**EXERCISE AIM:** Return the records, each one exactly as written.

═════ SOURCE DATA ═════

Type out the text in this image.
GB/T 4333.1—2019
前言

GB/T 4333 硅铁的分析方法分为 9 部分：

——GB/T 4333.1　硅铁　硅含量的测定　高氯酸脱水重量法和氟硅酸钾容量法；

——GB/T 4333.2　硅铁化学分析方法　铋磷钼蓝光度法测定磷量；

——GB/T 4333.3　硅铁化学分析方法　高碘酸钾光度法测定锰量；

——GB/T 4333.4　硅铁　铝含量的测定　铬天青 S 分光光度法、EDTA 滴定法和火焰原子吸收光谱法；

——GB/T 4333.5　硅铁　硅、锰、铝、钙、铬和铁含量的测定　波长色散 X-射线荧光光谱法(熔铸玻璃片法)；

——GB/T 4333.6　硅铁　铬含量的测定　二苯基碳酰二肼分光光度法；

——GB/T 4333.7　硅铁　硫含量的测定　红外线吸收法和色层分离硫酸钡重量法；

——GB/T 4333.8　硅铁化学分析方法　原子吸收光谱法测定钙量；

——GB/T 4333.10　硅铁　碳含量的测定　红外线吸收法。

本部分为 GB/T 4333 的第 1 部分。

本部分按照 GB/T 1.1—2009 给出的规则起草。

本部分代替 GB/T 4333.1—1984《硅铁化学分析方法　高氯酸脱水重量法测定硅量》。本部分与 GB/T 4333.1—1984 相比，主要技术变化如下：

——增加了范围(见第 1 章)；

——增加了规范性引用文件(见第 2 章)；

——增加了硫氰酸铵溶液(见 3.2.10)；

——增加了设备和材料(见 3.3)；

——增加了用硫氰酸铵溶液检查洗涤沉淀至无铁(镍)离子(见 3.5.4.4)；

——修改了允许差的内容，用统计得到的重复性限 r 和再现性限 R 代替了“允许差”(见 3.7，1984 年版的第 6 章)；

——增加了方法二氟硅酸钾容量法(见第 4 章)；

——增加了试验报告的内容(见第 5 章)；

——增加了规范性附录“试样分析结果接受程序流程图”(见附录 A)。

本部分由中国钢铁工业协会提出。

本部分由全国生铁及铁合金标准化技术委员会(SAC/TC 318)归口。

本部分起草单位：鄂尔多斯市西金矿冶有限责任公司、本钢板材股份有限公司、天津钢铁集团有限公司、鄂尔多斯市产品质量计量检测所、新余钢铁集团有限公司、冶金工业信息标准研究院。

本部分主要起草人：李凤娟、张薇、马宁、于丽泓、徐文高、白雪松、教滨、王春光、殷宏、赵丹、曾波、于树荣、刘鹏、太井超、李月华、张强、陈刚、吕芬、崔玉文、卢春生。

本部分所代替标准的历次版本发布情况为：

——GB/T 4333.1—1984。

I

═════

**EXPECTED ANSWER:**
Type out the text in this image.
GB/T 4333.1—2019
前言

GB/T 4333 硅铁的分析方法分为 9 部分：

——GB/T 4333.1　硅铁　硅含量的测定　高氯酸脱水重量法和氟硅酸钾容量法；

——GB/T 4333.2　硅铁化学分析方法　铋磷钼蓝光度法测定磷量；

——GB/T 4333.3　硅铁化学分析方法　高碘酸钾光度法测定锰量；

——GB/T 4333.4　硅铁　铝含量的测定　铬天青 S 分光光度法、EDTA 滴定法和火焰原子吸收光谱法；

——GB/T 4333.5　硅铁　硅、锰、铝、钙、铬和铁含量的测定　波长色散 X-射线荧光光谱法(熔铸玻璃片法)；

——GB/T 4333.6　硅铁　铬含量的测定　二苯基碳酰二肼分光光度法；

——GB/T 4333.7　硅铁　硫含量的测定　红外线吸收法和色层分离硫酸钡重量法；

——GB/T 4333.8　硅铁化学分析方法　原子吸收光谱法测定钙量；

——GB/T 4333.10　硅铁　碳含量的测定　红外线吸收法。

本部分为 GB/T 4333 的第 1 部分。

本部分按照 GB/T 1.1—2009 给出的规则起草。

本部分代替 GB/T 4333.1—1984《硅铁化学分析方法　高氯酸脱水重量法测定硅量》。本部分与 GB/T 4333.1—1984 相比，主要技术变化如下：

——增加了范围(见第 1 章)；

——增加了规范性引用文件(见第 2 章)；

——增加了硫氰酸铵溶液(见 3.2.10)；

——增加了设备和材料(见 3.3)；

——增加了用硫氰酸铵溶液检查洗涤沉淀至无铁(镍)离子(见 3.5.4.4)；

——修改了允许差的内容，用统计得到的重复性限 r 和再现性限 R 代替了“允许差”(见 3.7，1984 年版的第 6 章)；

——增加了方法二氟硅酸钾容量法(见第 4 章)；

——增加了试验报告的内容(见第 5 章)；

——增加了规范性附录“试样分析结果接受程序流程图”(见附录 A)。

本部分由中国钢铁工业协会提出。

本部分由全国生铁及铁合金标准化技术委员会(SAC/TC 318)归口。

本部分起草单位：鄂尔多斯市西金矿冶有限责任公司、本钢板材股份有限公司、天津钢铁集团有限公司、鄂尔多斯市产品质量计量检测所、新余钢铁集团有限公司、冶金工业信息标准研究院。

本部分主要起草人：李凤娟、张薇、马宁、于丽泓、徐文高、白雪松、教滨、王春光、殷宏、赵丹、曾波、于树荣、刘鹏、太井超、李月华、张强、陈刚、吕芬、崔玉文、卢春生。

本部分所代替标准的历次版本发布情况为：

——GB/T 4333.1—1984。

I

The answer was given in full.